SHORT EXERCISE.
Find the lines of data that contain the string "structured", then list them.

Data entries for graphics:

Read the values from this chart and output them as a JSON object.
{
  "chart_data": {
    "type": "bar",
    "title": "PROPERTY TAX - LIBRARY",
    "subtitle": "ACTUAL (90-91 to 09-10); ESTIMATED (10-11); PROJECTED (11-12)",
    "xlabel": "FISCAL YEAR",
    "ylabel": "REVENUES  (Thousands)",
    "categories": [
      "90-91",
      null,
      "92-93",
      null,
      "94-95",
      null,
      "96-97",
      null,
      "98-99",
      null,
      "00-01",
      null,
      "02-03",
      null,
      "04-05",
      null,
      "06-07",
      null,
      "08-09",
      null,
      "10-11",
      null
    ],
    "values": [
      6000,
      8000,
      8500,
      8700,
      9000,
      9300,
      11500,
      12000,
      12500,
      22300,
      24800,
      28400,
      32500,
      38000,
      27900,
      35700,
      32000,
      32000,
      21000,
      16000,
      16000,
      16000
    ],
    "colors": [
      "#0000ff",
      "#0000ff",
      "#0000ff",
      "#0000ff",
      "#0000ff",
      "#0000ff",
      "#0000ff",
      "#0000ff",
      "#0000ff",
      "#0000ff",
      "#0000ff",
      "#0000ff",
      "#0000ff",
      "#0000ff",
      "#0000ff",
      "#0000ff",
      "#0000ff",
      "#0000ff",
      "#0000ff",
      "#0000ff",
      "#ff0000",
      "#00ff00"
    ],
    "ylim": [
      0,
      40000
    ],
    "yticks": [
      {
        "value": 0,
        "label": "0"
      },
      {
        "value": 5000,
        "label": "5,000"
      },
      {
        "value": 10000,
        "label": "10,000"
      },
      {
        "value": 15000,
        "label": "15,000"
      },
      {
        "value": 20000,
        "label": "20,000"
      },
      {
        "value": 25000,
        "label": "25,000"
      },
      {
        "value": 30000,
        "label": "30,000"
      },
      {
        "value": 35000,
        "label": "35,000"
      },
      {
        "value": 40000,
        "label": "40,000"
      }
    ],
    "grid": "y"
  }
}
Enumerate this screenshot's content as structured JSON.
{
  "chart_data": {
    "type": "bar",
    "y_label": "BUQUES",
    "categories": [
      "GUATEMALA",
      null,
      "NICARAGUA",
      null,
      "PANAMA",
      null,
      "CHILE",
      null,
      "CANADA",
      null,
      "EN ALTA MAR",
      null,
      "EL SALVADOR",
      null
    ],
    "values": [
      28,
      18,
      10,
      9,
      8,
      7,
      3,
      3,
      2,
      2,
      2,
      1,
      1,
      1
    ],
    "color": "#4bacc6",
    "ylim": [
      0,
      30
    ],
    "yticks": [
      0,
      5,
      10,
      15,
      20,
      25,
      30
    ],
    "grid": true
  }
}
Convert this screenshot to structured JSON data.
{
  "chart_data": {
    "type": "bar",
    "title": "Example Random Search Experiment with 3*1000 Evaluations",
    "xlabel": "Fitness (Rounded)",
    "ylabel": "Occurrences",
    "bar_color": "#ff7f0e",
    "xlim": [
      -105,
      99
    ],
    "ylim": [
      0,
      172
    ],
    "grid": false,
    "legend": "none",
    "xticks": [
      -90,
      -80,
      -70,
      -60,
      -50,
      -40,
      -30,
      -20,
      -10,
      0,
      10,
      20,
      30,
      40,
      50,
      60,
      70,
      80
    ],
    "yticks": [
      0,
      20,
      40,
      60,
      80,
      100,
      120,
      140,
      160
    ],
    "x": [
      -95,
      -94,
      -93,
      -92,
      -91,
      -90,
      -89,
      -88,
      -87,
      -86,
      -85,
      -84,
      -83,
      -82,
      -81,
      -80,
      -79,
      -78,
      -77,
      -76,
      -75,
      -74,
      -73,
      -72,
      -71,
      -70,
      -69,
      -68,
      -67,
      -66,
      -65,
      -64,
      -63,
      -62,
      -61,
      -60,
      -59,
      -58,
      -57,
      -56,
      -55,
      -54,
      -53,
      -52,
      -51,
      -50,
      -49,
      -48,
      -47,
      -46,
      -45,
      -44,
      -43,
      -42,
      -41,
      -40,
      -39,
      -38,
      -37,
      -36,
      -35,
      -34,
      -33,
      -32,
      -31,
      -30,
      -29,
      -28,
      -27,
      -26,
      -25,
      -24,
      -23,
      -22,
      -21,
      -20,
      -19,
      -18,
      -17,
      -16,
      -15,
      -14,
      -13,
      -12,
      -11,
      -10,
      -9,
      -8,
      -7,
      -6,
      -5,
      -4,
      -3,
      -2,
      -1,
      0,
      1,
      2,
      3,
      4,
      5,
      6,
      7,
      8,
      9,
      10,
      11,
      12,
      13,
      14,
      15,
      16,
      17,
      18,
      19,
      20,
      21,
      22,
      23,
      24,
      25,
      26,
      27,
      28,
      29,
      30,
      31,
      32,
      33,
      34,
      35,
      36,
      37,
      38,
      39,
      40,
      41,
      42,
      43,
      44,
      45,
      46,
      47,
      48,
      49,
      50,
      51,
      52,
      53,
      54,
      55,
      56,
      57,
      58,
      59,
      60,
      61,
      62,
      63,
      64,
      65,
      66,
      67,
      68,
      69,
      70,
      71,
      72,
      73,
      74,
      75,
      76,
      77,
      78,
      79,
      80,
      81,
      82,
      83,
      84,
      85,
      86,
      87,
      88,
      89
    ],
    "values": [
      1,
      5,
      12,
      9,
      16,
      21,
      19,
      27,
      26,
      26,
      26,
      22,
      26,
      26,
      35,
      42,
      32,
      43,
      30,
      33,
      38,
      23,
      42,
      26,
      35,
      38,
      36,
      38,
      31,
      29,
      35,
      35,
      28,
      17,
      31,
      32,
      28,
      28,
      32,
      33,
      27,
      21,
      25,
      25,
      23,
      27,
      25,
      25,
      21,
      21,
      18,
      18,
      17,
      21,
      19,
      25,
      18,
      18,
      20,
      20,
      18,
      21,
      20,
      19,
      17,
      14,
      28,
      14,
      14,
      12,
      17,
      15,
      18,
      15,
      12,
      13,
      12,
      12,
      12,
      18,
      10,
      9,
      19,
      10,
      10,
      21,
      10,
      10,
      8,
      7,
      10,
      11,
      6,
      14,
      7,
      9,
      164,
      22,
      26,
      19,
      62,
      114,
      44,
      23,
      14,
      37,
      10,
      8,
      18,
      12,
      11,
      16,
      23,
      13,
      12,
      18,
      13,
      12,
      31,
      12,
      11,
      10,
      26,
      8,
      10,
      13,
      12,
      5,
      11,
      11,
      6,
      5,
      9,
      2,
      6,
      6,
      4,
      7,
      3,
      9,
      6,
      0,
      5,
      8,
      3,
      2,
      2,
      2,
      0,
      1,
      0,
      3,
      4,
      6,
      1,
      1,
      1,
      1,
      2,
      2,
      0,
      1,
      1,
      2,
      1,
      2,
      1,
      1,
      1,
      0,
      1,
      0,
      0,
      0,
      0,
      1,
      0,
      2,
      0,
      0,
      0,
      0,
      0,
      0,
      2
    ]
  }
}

OUTPUT OF THE TASK.
Enumerate this screenshot's content as structured JSON.
Convert this screenshot to structured JSON data.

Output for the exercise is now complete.